#### Data in this exercise

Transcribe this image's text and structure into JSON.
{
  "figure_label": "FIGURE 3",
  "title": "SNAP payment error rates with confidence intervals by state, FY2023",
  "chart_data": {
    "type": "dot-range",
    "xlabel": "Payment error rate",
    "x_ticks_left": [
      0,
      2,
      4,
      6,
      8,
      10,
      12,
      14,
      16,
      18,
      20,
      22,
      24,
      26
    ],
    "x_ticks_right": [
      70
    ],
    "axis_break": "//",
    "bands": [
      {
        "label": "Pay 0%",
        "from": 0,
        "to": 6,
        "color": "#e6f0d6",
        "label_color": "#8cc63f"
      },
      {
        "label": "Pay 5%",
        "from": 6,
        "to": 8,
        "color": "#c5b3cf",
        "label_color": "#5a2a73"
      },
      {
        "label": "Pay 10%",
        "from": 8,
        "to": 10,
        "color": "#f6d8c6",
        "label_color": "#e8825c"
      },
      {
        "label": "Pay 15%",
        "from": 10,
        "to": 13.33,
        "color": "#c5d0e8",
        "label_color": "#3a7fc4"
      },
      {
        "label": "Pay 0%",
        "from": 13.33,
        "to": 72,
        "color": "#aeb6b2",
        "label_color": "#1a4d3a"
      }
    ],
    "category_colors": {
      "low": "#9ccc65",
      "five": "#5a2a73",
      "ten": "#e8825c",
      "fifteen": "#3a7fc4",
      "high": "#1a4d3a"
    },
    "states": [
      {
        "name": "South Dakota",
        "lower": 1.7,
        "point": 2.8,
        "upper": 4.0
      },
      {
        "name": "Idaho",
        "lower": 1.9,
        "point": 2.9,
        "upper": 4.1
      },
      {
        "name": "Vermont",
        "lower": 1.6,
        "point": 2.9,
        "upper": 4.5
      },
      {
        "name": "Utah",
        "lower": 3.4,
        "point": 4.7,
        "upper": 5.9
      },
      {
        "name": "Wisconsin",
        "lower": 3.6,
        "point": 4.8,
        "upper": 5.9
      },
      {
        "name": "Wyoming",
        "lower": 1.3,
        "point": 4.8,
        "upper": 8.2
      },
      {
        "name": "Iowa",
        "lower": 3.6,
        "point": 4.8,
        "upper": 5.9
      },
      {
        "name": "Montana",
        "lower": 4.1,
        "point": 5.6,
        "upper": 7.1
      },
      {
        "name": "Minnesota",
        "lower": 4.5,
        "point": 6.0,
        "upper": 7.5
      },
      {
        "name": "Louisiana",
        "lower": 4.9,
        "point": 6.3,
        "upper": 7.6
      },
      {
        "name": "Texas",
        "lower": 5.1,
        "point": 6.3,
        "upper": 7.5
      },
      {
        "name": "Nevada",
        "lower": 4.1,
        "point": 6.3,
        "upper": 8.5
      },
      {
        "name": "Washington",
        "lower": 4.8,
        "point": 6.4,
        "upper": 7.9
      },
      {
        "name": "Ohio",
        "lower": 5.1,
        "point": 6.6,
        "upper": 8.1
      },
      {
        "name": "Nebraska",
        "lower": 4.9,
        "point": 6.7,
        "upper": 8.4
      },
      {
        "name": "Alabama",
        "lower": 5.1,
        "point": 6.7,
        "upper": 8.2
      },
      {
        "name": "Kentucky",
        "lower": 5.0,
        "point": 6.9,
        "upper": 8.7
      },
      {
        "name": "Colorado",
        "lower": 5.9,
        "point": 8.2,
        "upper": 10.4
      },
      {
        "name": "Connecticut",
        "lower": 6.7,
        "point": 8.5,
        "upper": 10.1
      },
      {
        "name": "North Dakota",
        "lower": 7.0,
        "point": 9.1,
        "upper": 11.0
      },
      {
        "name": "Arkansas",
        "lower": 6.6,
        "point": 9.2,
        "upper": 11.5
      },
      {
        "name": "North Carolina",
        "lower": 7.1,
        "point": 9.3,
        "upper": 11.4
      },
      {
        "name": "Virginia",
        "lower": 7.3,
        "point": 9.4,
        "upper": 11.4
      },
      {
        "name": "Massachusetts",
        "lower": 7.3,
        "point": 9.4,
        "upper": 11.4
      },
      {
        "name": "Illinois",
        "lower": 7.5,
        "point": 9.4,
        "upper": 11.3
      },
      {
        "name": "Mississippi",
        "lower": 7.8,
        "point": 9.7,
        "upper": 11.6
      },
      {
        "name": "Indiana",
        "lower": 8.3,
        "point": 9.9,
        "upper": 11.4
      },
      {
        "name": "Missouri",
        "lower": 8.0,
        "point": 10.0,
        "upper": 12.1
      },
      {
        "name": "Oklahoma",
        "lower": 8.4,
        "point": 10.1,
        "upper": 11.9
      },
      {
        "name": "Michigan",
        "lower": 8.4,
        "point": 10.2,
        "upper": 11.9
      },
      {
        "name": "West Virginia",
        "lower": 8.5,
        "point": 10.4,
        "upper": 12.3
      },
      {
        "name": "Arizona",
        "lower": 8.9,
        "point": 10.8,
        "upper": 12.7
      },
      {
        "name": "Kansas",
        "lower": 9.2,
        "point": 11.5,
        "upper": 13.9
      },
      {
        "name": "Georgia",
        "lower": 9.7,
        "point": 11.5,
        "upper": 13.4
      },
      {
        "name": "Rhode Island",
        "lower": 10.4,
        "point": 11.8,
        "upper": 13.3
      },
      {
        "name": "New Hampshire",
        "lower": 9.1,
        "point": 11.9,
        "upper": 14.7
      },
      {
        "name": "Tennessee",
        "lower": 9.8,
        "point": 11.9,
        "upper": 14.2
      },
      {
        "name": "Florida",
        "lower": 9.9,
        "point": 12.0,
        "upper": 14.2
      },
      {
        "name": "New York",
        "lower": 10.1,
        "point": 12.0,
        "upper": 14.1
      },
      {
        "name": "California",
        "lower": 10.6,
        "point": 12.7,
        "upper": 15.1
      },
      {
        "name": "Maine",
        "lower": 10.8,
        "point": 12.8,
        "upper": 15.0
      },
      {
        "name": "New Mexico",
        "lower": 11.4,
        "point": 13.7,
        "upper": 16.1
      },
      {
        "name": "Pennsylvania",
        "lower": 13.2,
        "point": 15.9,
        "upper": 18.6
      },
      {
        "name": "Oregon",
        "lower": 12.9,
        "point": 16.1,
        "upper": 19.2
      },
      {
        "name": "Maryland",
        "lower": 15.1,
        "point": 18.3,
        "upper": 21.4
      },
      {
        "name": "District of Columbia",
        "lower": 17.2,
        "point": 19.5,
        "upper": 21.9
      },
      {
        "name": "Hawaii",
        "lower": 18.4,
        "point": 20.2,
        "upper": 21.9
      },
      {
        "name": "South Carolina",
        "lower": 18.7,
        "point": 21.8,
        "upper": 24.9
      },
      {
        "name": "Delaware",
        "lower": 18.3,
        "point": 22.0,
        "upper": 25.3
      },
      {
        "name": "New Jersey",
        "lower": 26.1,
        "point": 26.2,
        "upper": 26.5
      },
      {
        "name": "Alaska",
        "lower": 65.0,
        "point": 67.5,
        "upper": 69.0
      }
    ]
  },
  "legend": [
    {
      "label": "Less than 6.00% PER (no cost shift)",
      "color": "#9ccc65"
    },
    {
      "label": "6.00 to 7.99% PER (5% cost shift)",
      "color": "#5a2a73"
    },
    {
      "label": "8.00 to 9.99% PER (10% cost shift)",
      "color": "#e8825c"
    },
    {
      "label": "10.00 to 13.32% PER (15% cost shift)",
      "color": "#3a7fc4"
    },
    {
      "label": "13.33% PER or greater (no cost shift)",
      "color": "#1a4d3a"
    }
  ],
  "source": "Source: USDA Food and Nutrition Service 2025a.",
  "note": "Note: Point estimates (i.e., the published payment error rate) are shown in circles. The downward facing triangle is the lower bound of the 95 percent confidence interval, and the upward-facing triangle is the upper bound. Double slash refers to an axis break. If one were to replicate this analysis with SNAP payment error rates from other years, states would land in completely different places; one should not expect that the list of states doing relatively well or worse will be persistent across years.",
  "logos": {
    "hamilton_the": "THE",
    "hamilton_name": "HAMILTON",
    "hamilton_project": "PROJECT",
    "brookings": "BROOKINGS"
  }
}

########
#### Data in this exercise

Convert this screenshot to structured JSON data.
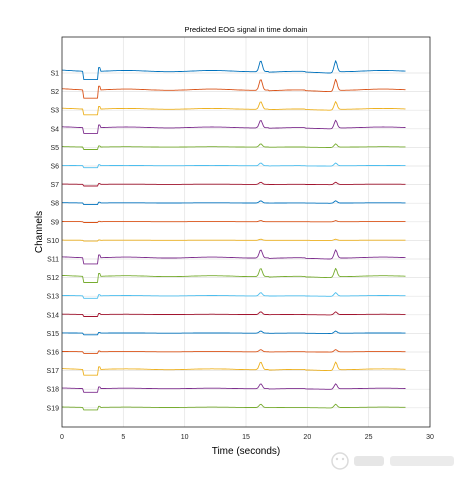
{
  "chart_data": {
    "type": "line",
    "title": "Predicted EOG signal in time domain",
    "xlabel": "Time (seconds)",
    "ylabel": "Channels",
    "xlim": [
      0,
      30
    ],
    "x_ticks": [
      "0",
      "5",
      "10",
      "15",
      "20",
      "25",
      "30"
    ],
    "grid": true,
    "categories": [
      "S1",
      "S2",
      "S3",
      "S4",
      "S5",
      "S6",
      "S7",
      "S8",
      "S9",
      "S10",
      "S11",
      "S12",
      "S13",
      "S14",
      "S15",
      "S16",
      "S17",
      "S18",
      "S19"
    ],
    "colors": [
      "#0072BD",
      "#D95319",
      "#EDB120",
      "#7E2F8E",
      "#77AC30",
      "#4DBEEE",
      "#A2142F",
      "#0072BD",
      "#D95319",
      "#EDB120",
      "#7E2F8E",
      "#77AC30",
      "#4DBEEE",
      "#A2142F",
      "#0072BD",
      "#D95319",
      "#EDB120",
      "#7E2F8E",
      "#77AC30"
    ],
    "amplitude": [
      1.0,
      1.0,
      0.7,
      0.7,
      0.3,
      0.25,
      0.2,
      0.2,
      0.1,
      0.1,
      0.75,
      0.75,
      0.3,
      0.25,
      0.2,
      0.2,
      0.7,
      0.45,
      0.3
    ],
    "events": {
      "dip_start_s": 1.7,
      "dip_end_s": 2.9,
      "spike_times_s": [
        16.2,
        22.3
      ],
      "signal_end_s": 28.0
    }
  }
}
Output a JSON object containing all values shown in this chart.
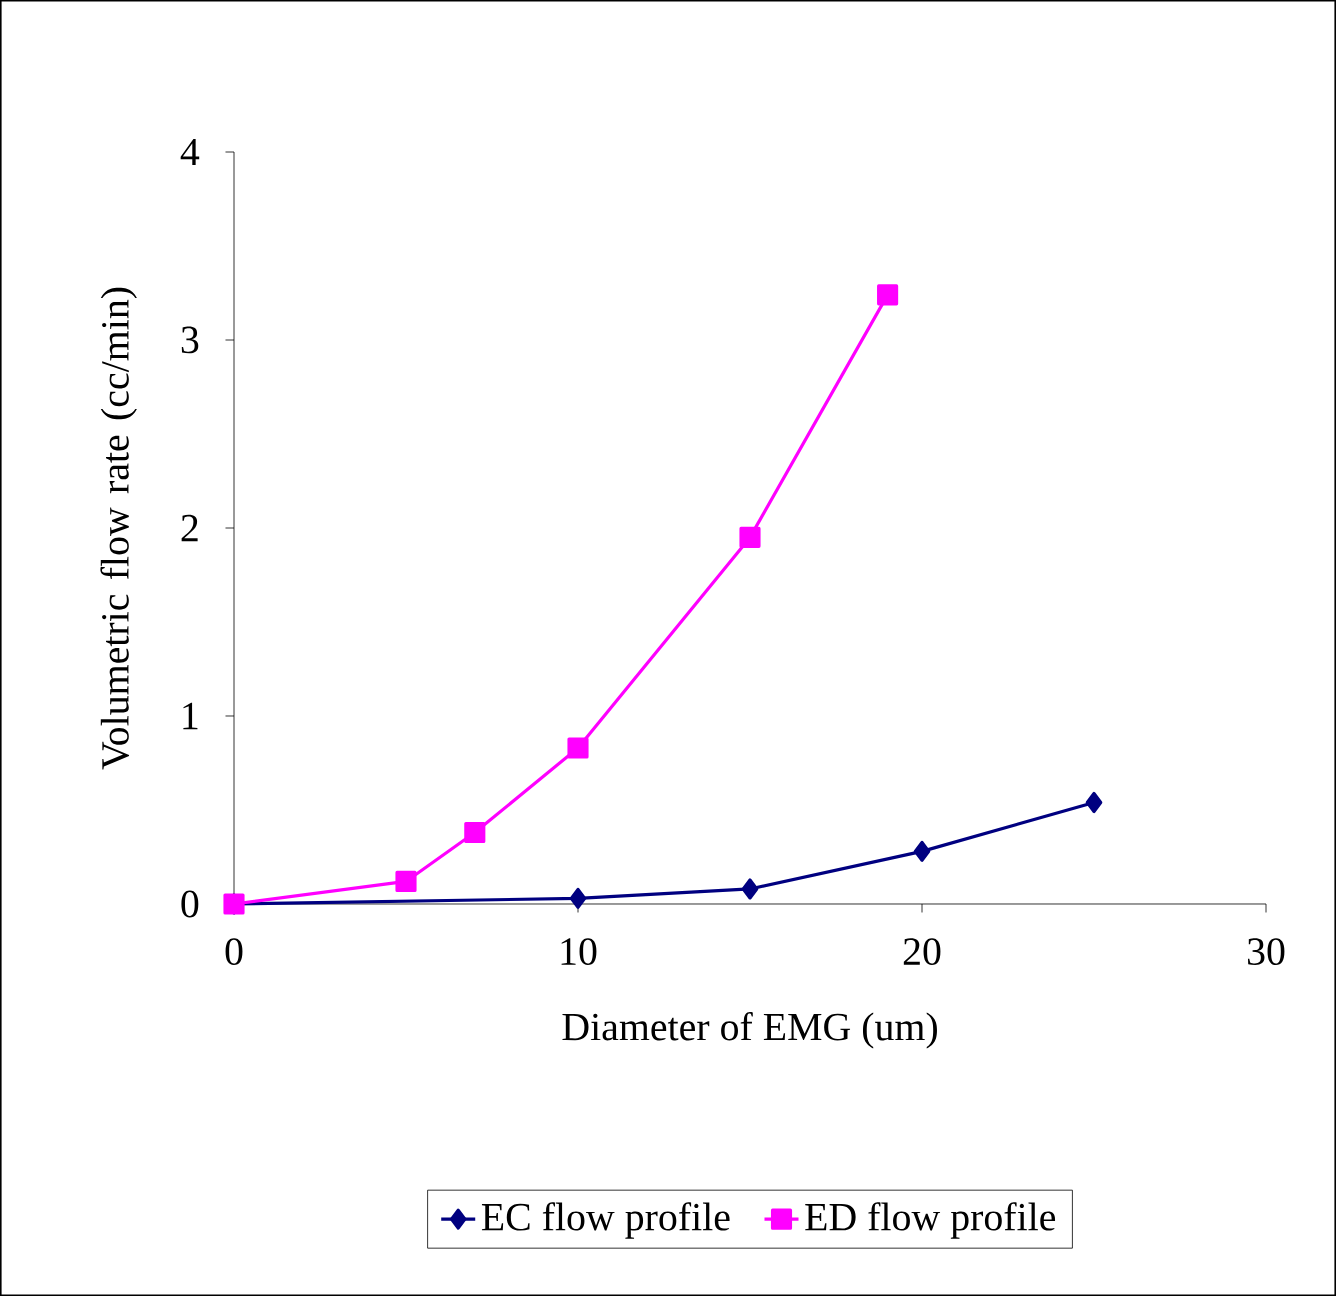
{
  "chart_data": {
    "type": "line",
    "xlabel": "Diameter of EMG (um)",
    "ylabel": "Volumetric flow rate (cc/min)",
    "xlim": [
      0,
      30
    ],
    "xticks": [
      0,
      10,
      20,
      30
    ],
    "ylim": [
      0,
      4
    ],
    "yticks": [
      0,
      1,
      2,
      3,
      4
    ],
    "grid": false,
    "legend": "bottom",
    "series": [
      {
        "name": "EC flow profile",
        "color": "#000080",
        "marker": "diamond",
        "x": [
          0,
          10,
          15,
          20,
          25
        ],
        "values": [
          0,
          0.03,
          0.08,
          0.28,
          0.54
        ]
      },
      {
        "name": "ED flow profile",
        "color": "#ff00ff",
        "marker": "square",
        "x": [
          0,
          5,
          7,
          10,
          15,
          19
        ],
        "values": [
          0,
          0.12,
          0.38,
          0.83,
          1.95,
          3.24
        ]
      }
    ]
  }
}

########

▸ **To do**: Report the number of lines containing the string "from" and add nothing to it.

▸ **Final answer**: 6